== Provided entries

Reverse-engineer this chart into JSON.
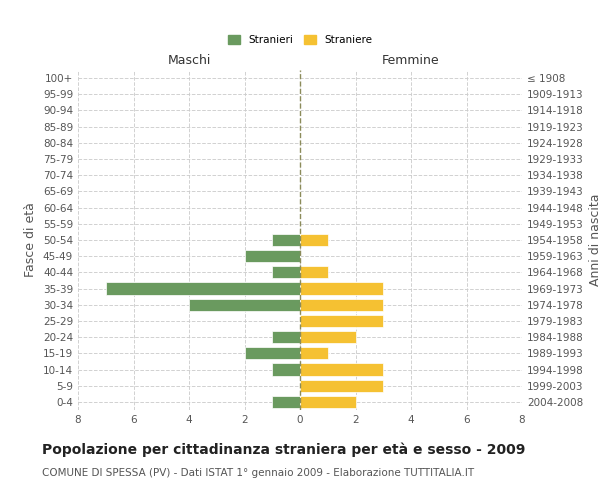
{
  "age_groups": [
    "100+",
    "95-99",
    "90-94",
    "85-89",
    "80-84",
    "75-79",
    "70-74",
    "65-69",
    "60-64",
    "55-59",
    "50-54",
    "45-49",
    "40-44",
    "35-39",
    "30-34",
    "25-29",
    "20-24",
    "15-19",
    "10-14",
    "5-9",
    "0-4"
  ],
  "birth_years": [
    "≤ 1908",
    "1909-1913",
    "1914-1918",
    "1919-1923",
    "1924-1928",
    "1929-1933",
    "1934-1938",
    "1939-1943",
    "1944-1948",
    "1949-1953",
    "1954-1958",
    "1959-1963",
    "1964-1968",
    "1969-1973",
    "1974-1978",
    "1979-1983",
    "1984-1988",
    "1989-1993",
    "1994-1998",
    "1999-2003",
    "2004-2008"
  ],
  "males": [
    0,
    0,
    0,
    0,
    0,
    0,
    0,
    0,
    0,
    0,
    1,
    2,
    1,
    7,
    4,
    0,
    1,
    2,
    1,
    0,
    1
  ],
  "females": [
    0,
    0,
    0,
    0,
    0,
    0,
    0,
    0,
    0,
    0,
    1,
    0,
    1,
    3,
    3,
    3,
    2,
    1,
    3,
    3,
    2
  ],
  "color_male": "#6a9a5f",
  "color_female": "#f5c132",
  "title": "Popolazione per cittadinanza straniera per età e sesso - 2009",
  "subtitle": "COMUNE DI SPESSA (PV) - Dati ISTAT 1° gennaio 2009 - Elaborazione TUTTITALIA.IT",
  "ylabel_left": "Fasce di età",
  "ylabel_right": "Anni di nascita",
  "xlabel_maschi": "Maschi",
  "xlabel_femmine": "Femmine",
  "legend_male": "Stranieri",
  "legend_female": "Straniere",
  "xlim": 8,
  "background_color": "#ffffff",
  "grid_color": "#cccccc",
  "center_line_color": "#8b8b5a",
  "title_fontsize": 10,
  "subtitle_fontsize": 7.5,
  "tick_fontsize": 7.5,
  "label_fontsize": 9
}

====

__Stated exercise__. Your task is to set down the records shown above exactly, minus any pictures.

__Complete answer__.
Reverse-engineer this chart into JSON.
{
  "age_groups": [
    "100+",
    "95-99",
    "90-94",
    "85-89",
    "80-84",
    "75-79",
    "70-74",
    "65-69",
    "60-64",
    "55-59",
    "50-54",
    "45-49",
    "40-44",
    "35-39",
    "30-34",
    "25-29",
    "20-24",
    "15-19",
    "10-14",
    "5-9",
    "0-4"
  ],
  "birth_years": [
    "≤ 1908",
    "1909-1913",
    "1914-1918",
    "1919-1923",
    "1924-1928",
    "1929-1933",
    "1934-1938",
    "1939-1943",
    "1944-1948",
    "1949-1953",
    "1954-1958",
    "1959-1963",
    "1964-1968",
    "1969-1973",
    "1974-1978",
    "1979-1983",
    "1984-1988",
    "1989-1993",
    "1994-1998",
    "1999-2003",
    "2004-2008"
  ],
  "males": [
    0,
    0,
    0,
    0,
    0,
    0,
    0,
    0,
    0,
    0,
    1,
    2,
    1,
    7,
    4,
    0,
    1,
    2,
    1,
    0,
    1
  ],
  "females": [
    0,
    0,
    0,
    0,
    0,
    0,
    0,
    0,
    0,
    0,
    1,
    0,
    1,
    3,
    3,
    3,
    2,
    1,
    3,
    3,
    2
  ],
  "color_male": "#6a9a5f",
  "color_female": "#f5c132",
  "title": "Popolazione per cittadinanza straniera per età e sesso - 2009",
  "subtitle": "COMUNE DI SPESSA (PV) - Dati ISTAT 1° gennaio 2009 - Elaborazione TUTTITALIA.IT",
  "ylabel_left": "Fasce di età",
  "ylabel_right": "Anni di nascita",
  "xlabel_maschi": "Maschi",
  "xlabel_femmine": "Femmine",
  "legend_male": "Stranieri",
  "legend_female": "Straniere",
  "xlim": 8,
  "background_color": "#ffffff",
  "grid_color": "#cccccc",
  "center_line_color": "#8b8b5a",
  "title_fontsize": 10,
  "subtitle_fontsize": 7.5,
  "tick_fontsize": 7.5,
  "label_fontsize": 9
}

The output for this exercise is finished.